┏━━

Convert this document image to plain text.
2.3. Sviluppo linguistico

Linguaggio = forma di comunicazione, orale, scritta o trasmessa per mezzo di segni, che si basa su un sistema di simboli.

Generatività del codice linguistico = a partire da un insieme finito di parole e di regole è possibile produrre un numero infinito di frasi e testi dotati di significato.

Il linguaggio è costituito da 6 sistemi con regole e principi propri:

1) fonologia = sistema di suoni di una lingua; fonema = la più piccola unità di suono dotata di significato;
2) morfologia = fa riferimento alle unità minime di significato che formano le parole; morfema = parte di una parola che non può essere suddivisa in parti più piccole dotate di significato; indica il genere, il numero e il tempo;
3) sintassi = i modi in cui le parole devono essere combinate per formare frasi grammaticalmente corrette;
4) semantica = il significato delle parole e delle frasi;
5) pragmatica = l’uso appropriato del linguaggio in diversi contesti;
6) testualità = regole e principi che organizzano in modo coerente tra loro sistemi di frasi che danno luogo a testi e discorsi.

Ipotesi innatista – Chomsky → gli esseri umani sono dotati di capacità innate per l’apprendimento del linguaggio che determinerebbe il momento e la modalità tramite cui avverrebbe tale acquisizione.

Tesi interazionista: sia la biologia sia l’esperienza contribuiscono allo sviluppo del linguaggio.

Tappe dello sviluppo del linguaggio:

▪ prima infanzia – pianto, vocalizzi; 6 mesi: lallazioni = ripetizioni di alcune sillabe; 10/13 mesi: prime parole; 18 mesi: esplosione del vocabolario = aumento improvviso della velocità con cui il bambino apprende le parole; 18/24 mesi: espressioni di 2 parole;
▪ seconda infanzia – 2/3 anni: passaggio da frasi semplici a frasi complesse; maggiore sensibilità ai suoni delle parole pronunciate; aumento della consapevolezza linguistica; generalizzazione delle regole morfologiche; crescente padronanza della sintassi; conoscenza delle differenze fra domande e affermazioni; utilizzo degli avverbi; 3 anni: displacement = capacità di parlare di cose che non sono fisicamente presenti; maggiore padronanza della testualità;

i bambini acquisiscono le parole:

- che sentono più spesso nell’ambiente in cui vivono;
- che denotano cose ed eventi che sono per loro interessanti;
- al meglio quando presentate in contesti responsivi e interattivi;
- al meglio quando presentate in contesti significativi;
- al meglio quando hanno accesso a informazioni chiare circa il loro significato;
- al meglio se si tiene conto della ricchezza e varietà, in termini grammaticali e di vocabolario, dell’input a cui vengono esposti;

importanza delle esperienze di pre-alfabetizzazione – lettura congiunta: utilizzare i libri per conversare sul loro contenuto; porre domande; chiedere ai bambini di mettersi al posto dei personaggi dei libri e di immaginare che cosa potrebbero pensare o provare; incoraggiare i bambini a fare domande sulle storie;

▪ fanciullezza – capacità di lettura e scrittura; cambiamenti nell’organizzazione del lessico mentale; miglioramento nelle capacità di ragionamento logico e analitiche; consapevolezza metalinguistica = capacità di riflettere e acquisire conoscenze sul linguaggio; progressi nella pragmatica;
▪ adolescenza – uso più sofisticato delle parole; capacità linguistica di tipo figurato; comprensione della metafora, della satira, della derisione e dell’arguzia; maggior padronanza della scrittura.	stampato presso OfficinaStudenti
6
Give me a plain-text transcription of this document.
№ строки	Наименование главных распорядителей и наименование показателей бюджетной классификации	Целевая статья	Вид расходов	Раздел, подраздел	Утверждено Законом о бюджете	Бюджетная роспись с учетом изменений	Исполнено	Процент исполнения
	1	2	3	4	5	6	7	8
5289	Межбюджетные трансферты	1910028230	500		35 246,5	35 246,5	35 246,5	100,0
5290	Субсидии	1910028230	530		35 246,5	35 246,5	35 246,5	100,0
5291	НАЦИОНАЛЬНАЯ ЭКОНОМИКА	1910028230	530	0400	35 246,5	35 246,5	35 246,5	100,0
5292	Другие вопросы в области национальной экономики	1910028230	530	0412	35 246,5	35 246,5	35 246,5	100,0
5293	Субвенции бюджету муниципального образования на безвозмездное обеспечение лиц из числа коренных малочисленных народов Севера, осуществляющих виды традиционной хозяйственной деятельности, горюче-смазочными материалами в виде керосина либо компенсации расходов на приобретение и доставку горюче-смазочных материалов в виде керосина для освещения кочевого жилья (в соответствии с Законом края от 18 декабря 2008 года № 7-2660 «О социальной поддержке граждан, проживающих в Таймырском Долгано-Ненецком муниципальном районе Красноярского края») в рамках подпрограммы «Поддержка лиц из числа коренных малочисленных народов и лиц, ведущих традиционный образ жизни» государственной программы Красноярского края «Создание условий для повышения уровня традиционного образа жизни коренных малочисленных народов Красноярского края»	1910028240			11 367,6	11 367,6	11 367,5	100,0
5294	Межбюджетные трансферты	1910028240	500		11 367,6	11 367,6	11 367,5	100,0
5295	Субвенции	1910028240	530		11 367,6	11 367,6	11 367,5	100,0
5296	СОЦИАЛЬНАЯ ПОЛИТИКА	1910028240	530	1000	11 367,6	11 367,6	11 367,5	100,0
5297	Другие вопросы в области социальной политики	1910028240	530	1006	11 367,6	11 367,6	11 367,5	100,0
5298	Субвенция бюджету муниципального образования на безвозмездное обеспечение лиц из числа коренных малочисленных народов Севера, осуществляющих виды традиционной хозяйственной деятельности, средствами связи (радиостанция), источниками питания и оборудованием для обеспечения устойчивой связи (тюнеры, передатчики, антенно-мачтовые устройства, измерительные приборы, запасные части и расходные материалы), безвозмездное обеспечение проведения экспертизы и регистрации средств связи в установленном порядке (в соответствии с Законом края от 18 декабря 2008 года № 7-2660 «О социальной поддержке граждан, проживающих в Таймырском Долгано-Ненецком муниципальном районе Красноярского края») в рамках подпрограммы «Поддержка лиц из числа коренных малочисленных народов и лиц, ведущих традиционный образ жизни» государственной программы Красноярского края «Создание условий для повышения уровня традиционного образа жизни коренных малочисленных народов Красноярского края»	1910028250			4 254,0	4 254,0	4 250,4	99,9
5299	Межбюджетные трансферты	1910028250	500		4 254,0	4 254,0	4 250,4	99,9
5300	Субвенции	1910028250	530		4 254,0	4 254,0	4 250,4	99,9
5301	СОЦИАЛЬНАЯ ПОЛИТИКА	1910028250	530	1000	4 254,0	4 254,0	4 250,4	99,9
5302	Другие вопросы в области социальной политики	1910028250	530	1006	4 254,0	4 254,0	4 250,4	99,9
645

┗━━

Give nothing but the count of lines in the listing above that hold the string "трансферты".

3